-------- RECORDS TO PROCESS
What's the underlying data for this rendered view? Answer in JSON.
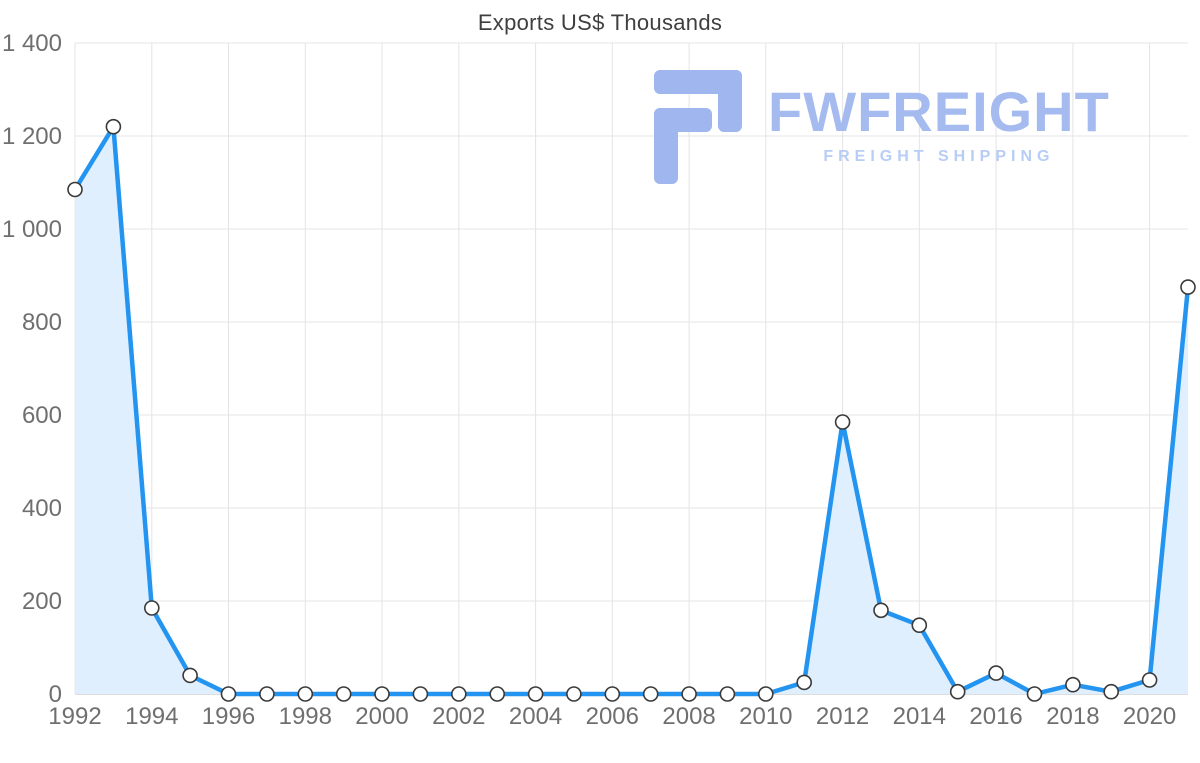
{
  "title": "Exports US$ Thousands",
  "watermark": {
    "brand": "FWFREIGHT",
    "tagline": "FREIGHT SHIPPING"
  },
  "chart_data": {
    "type": "line",
    "title": "Exports US$ Thousands",
    "xlabel": "",
    "ylabel": "",
    "x": [
      1992,
      1993,
      1994,
      1995,
      1996,
      1997,
      1998,
      1999,
      2000,
      2001,
      2002,
      2003,
      2004,
      2005,
      2006,
      2007,
      2008,
      2009,
      2010,
      2011,
      2012,
      2013,
      2014,
      2015,
      2016,
      2017,
      2018,
      2019,
      2020,
      2021
    ],
    "values": [
      1085,
      1220,
      185,
      40,
      0,
      0,
      0,
      0,
      0,
      0,
      0,
      0,
      0,
      0,
      0,
      0,
      0,
      0,
      0,
      25,
      585,
      180,
      148,
      5,
      45,
      0,
      20,
      5,
      30,
      875
    ],
    "ylim": [
      0,
      1400
    ],
    "ytick_step": 200,
    "ytick_labels": [
      "0",
      "200",
      "400",
      "600",
      "800",
      "1 000",
      "1 200",
      "1 400"
    ],
    "xtick_years": [
      1992,
      1994,
      1996,
      1998,
      2000,
      2002,
      2004,
      2006,
      2008,
      2010,
      2012,
      2014,
      2016,
      2018,
      2020
    ],
    "grid": true,
    "legend": "none",
    "area_fill": true,
    "colors": {
      "line": "#2395f1",
      "fill": "#e0effd",
      "marker_fill": "#ffffff",
      "marker_stroke": "#3a3a3a",
      "grid": "#e4e4e4",
      "axis": "#bdbdbd",
      "tick_text": "#6f6f6f",
      "title_text": "#3f3f3f",
      "watermark": "#9fb6ee"
    }
  }
}
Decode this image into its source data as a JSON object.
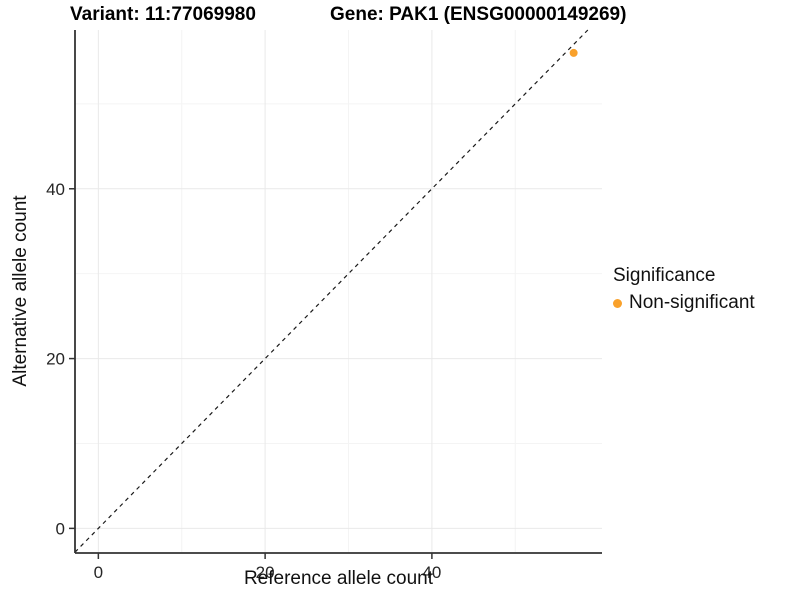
----------------
GIVEN INSTRUCTION: Repeat the records above exactly, omitting every picture.

SOLUTION TO THE PROBLEM:
What's the underlying data for this rendered view? Answer in JSON.
{
  "title": "Exports US$ Thousands",
  "watermark": {
    "brand": "FWFREIGHT",
    "tagline": "FREIGHT SHIPPING"
  },
  "chart_data": {
    "type": "line",
    "title": "Exports US$ Thousands",
    "xlabel": "",
    "ylabel": "",
    "x": [
      1992,
      1993,
      1994,
      1995,
      1996,
      1997,
      1998,
      1999,
      2000,
      2001,
      2002,
      2003,
      2004,
      2005,
      2006,
      2007,
      2008,
      2009,
      2010,
      2011,
      2012,
      2013,
      2014,
      2015,
      2016,
      2017,
      2018,
      2019,
      2020,
      2021
    ],
    "values": [
      1085,
      1220,
      185,
      40,
      0,
      0,
      0,
      0,
      0,
      0,
      0,
      0,
      0,
      0,
      0,
      0,
      0,
      0,
      0,
      25,
      585,
      180,
      148,
      5,
      45,
      0,
      20,
      5,
      30,
      875
    ],
    "ylim": [
      0,
      1400
    ],
    "ytick_step": 200,
    "ytick_labels": [
      "0",
      "200",
      "400",
      "600",
      "800",
      "1 000",
      "1 200",
      "1 400"
    ],
    "xtick_years": [
      1992,
      1994,
      1996,
      1998,
      2000,
      2002,
      2004,
      2006,
      2008,
      2010,
      2012,
      2014,
      2016,
      2018,
      2020
    ],
    "grid": true,
    "legend": "none",
    "area_fill": true,
    "colors": {
      "line": "#2395f1",
      "fill": "#e0effd",
      "marker_fill": "#ffffff",
      "marker_stroke": "#3a3a3a",
      "grid": "#e4e4e4",
      "axis": "#bdbdbd",
      "tick_text": "#6f6f6f",
      "title_text": "#3f3f3f",
      "watermark": "#9fb6ee"
    }
  }
}
Decode this image into its source data as a JSON object.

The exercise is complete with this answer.